• _Record extracts_
▬▬▬▬▬▬▬▬▬▬

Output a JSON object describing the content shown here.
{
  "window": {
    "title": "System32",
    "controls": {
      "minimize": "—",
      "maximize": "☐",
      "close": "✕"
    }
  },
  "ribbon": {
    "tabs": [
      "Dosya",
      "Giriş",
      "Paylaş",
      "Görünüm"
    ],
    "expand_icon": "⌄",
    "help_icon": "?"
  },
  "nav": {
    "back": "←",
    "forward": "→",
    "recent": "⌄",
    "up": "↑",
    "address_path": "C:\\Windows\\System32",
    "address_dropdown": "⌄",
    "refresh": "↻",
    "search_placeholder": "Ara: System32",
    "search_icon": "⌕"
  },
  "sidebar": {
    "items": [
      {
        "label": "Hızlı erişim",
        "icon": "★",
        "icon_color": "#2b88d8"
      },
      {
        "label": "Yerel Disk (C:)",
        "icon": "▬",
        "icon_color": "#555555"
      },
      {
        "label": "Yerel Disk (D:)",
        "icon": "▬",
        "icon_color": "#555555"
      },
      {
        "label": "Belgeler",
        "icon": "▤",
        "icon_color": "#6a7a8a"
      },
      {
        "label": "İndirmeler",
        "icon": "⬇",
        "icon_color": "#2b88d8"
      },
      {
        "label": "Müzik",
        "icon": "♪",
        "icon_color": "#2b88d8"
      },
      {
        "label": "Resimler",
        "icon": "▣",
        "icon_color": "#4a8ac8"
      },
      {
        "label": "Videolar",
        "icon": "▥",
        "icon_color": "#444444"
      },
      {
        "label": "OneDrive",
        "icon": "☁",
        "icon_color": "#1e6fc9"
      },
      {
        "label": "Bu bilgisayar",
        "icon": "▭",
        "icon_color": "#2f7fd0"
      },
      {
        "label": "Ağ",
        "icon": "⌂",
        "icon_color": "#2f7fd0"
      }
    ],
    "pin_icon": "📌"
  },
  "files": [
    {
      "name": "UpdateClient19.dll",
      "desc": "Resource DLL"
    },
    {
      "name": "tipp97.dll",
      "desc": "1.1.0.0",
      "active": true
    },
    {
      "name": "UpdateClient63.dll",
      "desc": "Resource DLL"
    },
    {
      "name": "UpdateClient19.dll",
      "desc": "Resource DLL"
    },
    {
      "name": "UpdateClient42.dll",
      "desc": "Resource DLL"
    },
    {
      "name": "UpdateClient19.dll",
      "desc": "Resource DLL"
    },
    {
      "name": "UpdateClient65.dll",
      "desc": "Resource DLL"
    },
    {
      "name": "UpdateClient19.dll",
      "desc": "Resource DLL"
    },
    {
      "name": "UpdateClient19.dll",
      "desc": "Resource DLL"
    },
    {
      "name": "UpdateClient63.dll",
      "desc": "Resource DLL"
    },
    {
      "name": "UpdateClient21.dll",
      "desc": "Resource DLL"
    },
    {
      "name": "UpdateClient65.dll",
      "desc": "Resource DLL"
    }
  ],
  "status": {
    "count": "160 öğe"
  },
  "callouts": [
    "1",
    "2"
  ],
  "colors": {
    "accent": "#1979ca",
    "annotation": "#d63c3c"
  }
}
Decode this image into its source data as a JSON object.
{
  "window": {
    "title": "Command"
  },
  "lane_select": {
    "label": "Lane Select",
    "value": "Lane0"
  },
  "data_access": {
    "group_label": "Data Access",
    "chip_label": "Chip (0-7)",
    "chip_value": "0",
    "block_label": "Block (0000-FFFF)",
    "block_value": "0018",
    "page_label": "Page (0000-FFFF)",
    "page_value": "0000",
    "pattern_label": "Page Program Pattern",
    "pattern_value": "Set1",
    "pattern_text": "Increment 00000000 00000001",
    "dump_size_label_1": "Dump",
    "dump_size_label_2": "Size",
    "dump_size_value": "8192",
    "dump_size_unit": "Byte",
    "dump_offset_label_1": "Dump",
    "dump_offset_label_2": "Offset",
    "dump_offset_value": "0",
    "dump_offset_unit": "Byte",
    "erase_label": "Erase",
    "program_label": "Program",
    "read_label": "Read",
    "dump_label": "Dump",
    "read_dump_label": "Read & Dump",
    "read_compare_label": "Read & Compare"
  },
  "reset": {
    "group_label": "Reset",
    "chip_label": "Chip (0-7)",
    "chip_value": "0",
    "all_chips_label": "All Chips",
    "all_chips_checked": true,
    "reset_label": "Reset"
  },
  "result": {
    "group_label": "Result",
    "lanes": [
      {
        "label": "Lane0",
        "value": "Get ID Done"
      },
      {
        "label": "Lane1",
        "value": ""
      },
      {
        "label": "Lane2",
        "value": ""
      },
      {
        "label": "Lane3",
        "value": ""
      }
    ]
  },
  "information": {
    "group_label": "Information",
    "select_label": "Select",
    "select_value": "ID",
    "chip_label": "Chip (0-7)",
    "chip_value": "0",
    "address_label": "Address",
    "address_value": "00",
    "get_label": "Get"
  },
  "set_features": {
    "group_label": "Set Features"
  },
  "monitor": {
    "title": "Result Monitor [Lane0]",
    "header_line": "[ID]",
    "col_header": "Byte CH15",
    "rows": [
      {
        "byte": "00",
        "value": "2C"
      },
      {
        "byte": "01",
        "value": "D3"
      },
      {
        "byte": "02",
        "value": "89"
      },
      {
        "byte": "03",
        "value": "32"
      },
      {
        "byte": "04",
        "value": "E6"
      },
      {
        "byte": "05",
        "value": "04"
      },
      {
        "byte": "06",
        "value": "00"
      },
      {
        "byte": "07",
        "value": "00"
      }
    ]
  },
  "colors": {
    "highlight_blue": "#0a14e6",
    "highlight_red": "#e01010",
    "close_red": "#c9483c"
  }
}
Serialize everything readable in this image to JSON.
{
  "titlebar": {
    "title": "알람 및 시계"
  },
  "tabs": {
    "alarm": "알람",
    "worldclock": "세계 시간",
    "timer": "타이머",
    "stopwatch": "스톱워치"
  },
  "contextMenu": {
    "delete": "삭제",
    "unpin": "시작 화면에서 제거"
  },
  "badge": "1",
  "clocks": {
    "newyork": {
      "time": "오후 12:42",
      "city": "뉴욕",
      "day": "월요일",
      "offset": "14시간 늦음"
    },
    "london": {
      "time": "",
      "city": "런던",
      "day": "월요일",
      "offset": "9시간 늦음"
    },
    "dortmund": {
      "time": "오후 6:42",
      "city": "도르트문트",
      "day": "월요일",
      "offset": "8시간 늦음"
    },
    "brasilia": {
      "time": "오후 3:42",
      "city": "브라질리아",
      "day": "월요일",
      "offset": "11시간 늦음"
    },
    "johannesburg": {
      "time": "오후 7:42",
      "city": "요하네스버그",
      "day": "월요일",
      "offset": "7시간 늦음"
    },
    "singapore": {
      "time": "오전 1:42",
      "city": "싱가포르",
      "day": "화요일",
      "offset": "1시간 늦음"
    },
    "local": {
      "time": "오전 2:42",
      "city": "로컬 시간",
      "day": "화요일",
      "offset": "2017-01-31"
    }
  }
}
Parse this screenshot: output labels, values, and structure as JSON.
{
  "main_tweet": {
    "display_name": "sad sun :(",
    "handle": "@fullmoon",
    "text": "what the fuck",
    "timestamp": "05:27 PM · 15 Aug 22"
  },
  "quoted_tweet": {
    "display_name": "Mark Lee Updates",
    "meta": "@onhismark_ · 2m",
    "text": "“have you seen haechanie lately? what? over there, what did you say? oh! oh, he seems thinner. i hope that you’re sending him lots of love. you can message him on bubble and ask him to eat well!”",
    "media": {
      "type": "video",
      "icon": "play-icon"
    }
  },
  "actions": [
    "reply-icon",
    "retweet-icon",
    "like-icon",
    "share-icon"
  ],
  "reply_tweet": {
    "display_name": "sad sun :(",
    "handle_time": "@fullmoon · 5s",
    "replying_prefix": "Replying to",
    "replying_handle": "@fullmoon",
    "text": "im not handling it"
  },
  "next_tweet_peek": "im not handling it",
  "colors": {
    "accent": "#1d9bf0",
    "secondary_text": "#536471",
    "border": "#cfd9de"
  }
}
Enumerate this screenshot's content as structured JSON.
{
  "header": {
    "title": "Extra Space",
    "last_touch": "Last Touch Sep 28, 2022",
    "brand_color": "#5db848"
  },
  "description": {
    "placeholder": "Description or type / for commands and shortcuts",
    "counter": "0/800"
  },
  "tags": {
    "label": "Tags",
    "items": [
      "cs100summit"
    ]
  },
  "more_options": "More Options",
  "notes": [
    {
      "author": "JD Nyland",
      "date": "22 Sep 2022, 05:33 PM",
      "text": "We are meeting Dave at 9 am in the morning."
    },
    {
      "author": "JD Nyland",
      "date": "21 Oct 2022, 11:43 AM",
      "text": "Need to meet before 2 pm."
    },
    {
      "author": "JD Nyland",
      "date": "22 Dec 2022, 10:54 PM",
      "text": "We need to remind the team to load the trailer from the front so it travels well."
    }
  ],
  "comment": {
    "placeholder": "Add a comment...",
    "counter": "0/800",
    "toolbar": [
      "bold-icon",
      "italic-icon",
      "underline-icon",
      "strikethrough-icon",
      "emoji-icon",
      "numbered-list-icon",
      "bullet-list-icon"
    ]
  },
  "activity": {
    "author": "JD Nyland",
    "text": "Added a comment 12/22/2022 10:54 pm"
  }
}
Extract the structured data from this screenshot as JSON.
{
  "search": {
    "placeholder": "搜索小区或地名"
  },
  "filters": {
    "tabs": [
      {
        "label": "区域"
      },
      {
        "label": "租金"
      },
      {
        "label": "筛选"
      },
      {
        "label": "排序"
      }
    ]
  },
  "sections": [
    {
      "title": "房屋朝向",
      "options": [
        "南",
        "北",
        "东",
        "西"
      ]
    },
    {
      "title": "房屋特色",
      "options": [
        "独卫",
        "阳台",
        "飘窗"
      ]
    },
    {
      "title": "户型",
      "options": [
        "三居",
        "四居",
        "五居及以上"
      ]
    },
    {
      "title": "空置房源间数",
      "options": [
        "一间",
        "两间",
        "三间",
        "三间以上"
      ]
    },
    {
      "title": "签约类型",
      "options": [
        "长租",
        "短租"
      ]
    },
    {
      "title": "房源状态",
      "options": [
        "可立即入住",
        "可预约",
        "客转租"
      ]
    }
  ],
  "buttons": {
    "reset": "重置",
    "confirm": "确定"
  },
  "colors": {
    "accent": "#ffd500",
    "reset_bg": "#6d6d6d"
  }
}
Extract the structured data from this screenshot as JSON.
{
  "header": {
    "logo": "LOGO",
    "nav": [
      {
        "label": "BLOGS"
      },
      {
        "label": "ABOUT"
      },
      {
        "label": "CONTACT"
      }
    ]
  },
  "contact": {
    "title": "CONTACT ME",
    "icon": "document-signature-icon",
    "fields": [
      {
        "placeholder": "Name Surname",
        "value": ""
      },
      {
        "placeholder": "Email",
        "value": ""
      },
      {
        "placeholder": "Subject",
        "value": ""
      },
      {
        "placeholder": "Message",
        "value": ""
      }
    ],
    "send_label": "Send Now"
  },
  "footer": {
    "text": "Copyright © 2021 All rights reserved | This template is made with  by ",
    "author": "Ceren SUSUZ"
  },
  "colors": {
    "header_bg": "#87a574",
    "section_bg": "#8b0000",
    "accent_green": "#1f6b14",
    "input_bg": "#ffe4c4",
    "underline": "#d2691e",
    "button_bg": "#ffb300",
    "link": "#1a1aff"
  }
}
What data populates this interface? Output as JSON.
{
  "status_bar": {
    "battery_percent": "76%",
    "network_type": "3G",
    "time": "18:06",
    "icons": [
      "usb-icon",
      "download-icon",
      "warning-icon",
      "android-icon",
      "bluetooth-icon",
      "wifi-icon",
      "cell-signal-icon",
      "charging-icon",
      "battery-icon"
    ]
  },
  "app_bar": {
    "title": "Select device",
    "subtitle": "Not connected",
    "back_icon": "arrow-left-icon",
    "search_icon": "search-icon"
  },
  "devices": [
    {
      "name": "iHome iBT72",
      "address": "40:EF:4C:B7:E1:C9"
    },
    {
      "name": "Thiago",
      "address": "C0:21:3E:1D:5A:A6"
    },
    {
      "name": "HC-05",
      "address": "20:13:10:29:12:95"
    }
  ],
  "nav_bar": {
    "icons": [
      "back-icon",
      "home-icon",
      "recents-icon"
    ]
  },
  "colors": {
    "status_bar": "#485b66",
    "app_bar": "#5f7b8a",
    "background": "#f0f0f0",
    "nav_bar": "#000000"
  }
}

▬▬▬▬▬▬▬▬▬▬

From the data, pick out every line that includes "comment".

• _Output_
  "comment": {
    "placeholder": "Add a comment...",
    "text": "Added a comment 12/22/2022 10:54 pm"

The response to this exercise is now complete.